INSTRUCTION: The data below should be restated word for word, with every picture omitted.

** Begin STORED DATA **

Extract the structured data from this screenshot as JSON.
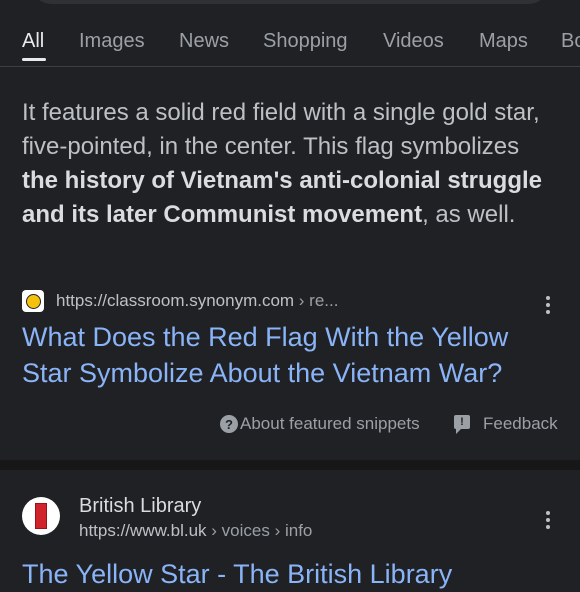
{
  "tabs": [
    {
      "label": "All",
      "active": true
    },
    {
      "label": "Images"
    },
    {
      "label": "News"
    },
    {
      "label": "Shopping"
    },
    {
      "label": "Videos"
    },
    {
      "label": "Maps"
    },
    {
      "label": "Bo"
    }
  ],
  "snippet": {
    "text_part1": "It features a solid red field with a single gold star, five-pointed, in the center. This flag symbolizes ",
    "bold_part": "the history of Vietnam's anti-colonial struggle and its later Communist movement",
    "text_part2": ", as well."
  },
  "featured_result": {
    "url": "https://classroom.synonym.com",
    "breadcrumb": " › re...",
    "title_line1": "What Does the Red Flag With the Yellow",
    "title_line2": "Star Symbolize About the Vietnam War?",
    "favicon": "yellow-circle-icon"
  },
  "footer": {
    "about_icon": "?",
    "about_label": "About featured snippets",
    "feedback_label": "Feedback",
    "feedback_icon": "!"
  },
  "second_result": {
    "site_name": "British Library",
    "url": "https://www.bl.uk",
    "breadcrumb": " › voices › info",
    "title": "The Yellow Star - The British Library",
    "favicon": "british-library-icon"
  },
  "colors": {
    "background": "#202124",
    "link": "#8ab4f8",
    "text": "#bdc1c6"
  }
}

** End STORED DATA **

RESULT FOR THIS TASK:
Extract the structured data from this screenshot as JSON.
{
  "tabs": [
    {
      "label": "All",
      "active": true
    },
    {
      "label": "Images"
    },
    {
      "label": "News"
    },
    {
      "label": "Shopping"
    },
    {
      "label": "Videos"
    },
    {
      "label": "Maps"
    },
    {
      "label": "Bo"
    }
  ],
  "snippet": {
    "text_part1": "It features a solid red field with a single gold star, five-pointed, in the center. This flag symbolizes ",
    "bold_part": "the history of Vietnam's anti-colonial struggle and its later Communist movement",
    "text_part2": ", as well."
  },
  "featured_result": {
    "url": "https://classroom.synonym.com",
    "breadcrumb": " › re...",
    "title_line1": "What Does the Red Flag With the Yellow",
    "title_line2": "Star Symbolize About the Vietnam War?",
    "favicon": "yellow-circle-icon"
  },
  "footer": {
    "about_icon": "?",
    "about_label": "About featured snippets",
    "feedback_label": "Feedback",
    "feedback_icon": "!"
  },
  "second_result": {
    "site_name": "British Library",
    "url": "https://www.bl.uk",
    "breadcrumb": " › voices › info",
    "title": "The Yellow Star - The British Library",
    "favicon": "british-library-icon"
  },
  "colors": {
    "background": "#202124",
    "link": "#8ab4f8",
    "text": "#bdc1c6"
  }
}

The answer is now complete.